▶ **Written request**:
Copy out each line of the material below with no changes.

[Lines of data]

───

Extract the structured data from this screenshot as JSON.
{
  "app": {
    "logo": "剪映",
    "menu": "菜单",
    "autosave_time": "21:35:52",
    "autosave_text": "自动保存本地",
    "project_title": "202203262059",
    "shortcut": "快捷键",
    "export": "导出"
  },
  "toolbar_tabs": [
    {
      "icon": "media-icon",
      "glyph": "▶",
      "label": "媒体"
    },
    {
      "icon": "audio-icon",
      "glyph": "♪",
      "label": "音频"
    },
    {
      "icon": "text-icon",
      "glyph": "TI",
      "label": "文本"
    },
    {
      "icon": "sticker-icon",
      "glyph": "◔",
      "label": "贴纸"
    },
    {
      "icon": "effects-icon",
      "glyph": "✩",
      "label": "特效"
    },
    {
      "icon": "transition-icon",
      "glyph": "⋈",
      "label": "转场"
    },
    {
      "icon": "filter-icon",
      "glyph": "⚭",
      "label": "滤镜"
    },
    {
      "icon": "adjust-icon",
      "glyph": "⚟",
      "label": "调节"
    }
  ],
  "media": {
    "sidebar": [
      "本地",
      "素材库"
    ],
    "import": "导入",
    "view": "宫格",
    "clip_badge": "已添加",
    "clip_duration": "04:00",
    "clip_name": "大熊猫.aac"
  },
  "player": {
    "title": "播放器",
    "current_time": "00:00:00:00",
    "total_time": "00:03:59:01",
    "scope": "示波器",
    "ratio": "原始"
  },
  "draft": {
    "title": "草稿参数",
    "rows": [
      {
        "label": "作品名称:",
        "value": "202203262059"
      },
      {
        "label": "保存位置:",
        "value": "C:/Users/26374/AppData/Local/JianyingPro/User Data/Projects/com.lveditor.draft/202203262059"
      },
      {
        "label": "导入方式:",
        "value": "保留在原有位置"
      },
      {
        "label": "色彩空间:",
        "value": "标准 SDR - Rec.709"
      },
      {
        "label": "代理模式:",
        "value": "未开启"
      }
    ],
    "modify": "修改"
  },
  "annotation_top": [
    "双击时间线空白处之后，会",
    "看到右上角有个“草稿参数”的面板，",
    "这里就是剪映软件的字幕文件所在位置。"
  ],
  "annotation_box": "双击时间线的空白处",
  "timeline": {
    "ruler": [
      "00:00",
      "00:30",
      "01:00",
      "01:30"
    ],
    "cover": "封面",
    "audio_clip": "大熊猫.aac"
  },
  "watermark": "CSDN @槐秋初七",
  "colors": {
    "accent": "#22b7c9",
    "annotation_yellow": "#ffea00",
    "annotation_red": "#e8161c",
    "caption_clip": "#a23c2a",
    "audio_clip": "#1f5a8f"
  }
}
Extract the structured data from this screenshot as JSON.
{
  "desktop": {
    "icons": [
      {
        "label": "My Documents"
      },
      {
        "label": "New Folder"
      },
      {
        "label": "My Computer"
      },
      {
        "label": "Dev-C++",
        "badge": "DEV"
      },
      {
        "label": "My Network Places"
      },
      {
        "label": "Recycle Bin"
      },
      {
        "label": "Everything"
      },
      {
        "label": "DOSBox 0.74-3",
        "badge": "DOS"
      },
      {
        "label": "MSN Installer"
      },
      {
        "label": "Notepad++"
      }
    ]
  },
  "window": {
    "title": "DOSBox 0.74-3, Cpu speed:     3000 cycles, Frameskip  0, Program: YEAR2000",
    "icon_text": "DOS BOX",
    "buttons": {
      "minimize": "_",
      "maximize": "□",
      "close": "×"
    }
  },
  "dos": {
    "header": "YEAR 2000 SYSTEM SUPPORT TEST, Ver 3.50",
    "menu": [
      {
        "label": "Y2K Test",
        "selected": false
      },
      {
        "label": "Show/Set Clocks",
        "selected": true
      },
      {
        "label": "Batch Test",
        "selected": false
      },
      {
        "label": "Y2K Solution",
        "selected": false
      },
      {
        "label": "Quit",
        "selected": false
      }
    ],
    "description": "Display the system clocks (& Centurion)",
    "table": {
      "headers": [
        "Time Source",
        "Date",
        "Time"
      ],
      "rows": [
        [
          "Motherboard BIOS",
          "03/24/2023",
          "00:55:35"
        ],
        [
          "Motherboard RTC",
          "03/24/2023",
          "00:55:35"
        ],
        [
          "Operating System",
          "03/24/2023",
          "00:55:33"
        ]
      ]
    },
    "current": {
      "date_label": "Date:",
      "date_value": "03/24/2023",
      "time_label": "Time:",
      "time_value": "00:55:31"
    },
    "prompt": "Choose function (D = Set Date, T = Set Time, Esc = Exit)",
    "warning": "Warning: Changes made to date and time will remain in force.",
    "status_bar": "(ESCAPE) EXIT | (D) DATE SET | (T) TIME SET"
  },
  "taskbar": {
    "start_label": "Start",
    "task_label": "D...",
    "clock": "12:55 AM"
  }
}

───

▶ **The solution**:
Extract the structured data from this screenshot as JSON.
{
  "app": {
    "logo": "剪映",
    "menu": "菜单",
    "autosave_time": "21:35:52",
    "autosave_text": "自动保存本地",
    "project_title": "202203262059",
    "shortcut": "快捷键",
    "export": "导出"
  },
  "toolbar_tabs": [
    {
      "icon": "media-icon",
      "glyph": "▶",
      "label": "媒体"
    },
    {
      "icon": "audio-icon",
      "glyph": "♪",
      "label": "音频"
    },
    {
      "icon": "text-icon",
      "glyph": "TI",
      "label": "文本"
    },
    {
      "icon": "sticker-icon",
      "glyph": "◔",
      "label": "贴纸"
    },
    {
      "icon": "effects-icon",
      "glyph": "✩",
      "label": "特效"
    },
    {
      "icon": "transition-icon",
      "glyph": "⋈",
      "label": "转场"
    },
    {
      "icon": "filter-icon",
      "glyph": "⚭",
      "label": "滤镜"
    },
    {
      "icon": "adjust-icon",
      "glyph": "⚟",
      "label": "调节"
    }
  ],
  "media": {
    "sidebar": [
      "本地",
      "素材库"
    ],
    "import": "导入",
    "view": "宫格",
    "clip_badge": "已添加",
    "clip_duration": "04:00",
    "clip_name": "大熊猫.aac"
  },
  "player": {
    "title": "播放器",
    "current_time": "00:00:00:00",
    "total_time": "00:03:59:01",
    "scope": "示波器",
    "ratio": "原始"
  },
  "draft": {
    "title": "草稿参数",
    "rows": [
      {
        "label": "作品名称:",
        "value": "202203262059"
      },
      {
        "label": "保存位置:",
        "value": "C:/Users/26374/AppData/Local/JianyingPro/User Data/Projects/com.lveditor.draft/202203262059"
      },
      {
        "label": "导入方式:",
        "value": "保留在原有位置"
      },
      {
        "label": "色彩空间:",
        "value": "标准 SDR - Rec.709"
      },
      {
        "label": "代理模式:",
        "value": "未开启"
      }
    ],
    "modify": "修改"
  },
  "annotation_top": [
    "双击时间线空白处之后，会",
    "看到右上角有个“草稿参数”的面板，",
    "这里就是剪映软件的字幕文件所在位置。"
  ],
  "annotation_box": "双击时间线的空白处",
  "timeline": {
    "ruler": [
      "00:00",
      "00:30",
      "01:00",
      "01:30"
    ],
    "cover": "封面",
    "audio_clip": "大熊猫.aac"
  },
  "watermark": "CSDN @槐秋初七",
  "colors": {
    "accent": "#22b7c9",
    "annotation_yellow": "#ffea00",
    "annotation_red": "#e8161c",
    "caption_clip": "#a23c2a",
    "audio_clip": "#1f5a8f"
  }
}
Extract the structured data from this screenshot as JSON.
{
  "desktop": {
    "icons": [
      {
        "label": "My Documents"
      },
      {
        "label": "New Folder"
      },
      {
        "label": "My Computer"
      },
      {
        "label": "Dev-C++",
        "badge": "DEV"
      },
      {
        "label": "My Network Places"
      },
      {
        "label": "Recycle Bin"
      },
      {
        "label": "Everything"
      },
      {
        "label": "DOSBox 0.74-3",
        "badge": "DOS"
      },
      {
        "label": "MSN Installer"
      },
      {
        "label": "Notepad++"
      }
    ]
  },
  "window": {
    "title": "DOSBox 0.74-3, Cpu speed:     3000 cycles, Frameskip  0, Program: YEAR2000",
    "icon_text": "DOS BOX",
    "buttons": {
      "minimize": "_",
      "maximize": "□",
      "close": "×"
    }
  },
  "dos": {
    "header": "YEAR 2000 SYSTEM SUPPORT TEST, Ver 3.50",
    "menu": [
      {
        "label": "Y2K Test",
        "selected": false
      },
      {
        "label": "Show/Set Clocks",
        "selected": true
      },
      {
        "label": "Batch Test",
        "selected": false
      },
      {
        "label": "Y2K Solution",
        "selected": false
      },
      {
        "label": "Quit",
        "selected": false
      }
    ],
    "description": "Display the system clocks (& Centurion)",
    "table": {
      "headers": [
        "Time Source",
        "Date",
        "Time"
      ],
      "rows": [
        [
          "Motherboard BIOS",
          "03/24/2023",
          "00:55:35"
        ],
        [
          "Motherboard RTC",
          "03/24/2023",
          "00:55:35"
        ],
        [
          "Operating System",
          "03/24/2023",
          "00:55:33"
        ]
      ]
    },
    "current": {
      "date_label": "Date:",
      "date_value": "03/24/2023",
      "time_label": "Time:",
      "time_value": "00:55:31"
    },
    "prompt": "Choose function (D = Set Date, T = Set Time, Esc = Exit)",
    "warning": "Warning: Changes made to date and time will remain in force.",
    "status_bar": "(ESCAPE) EXIT | (D) DATE SET | (T) TIME SET"
  },
  "taskbar": {
    "start_label": "Start",
    "task_label": "D...",
    "clock": "12:55 AM"
  }
}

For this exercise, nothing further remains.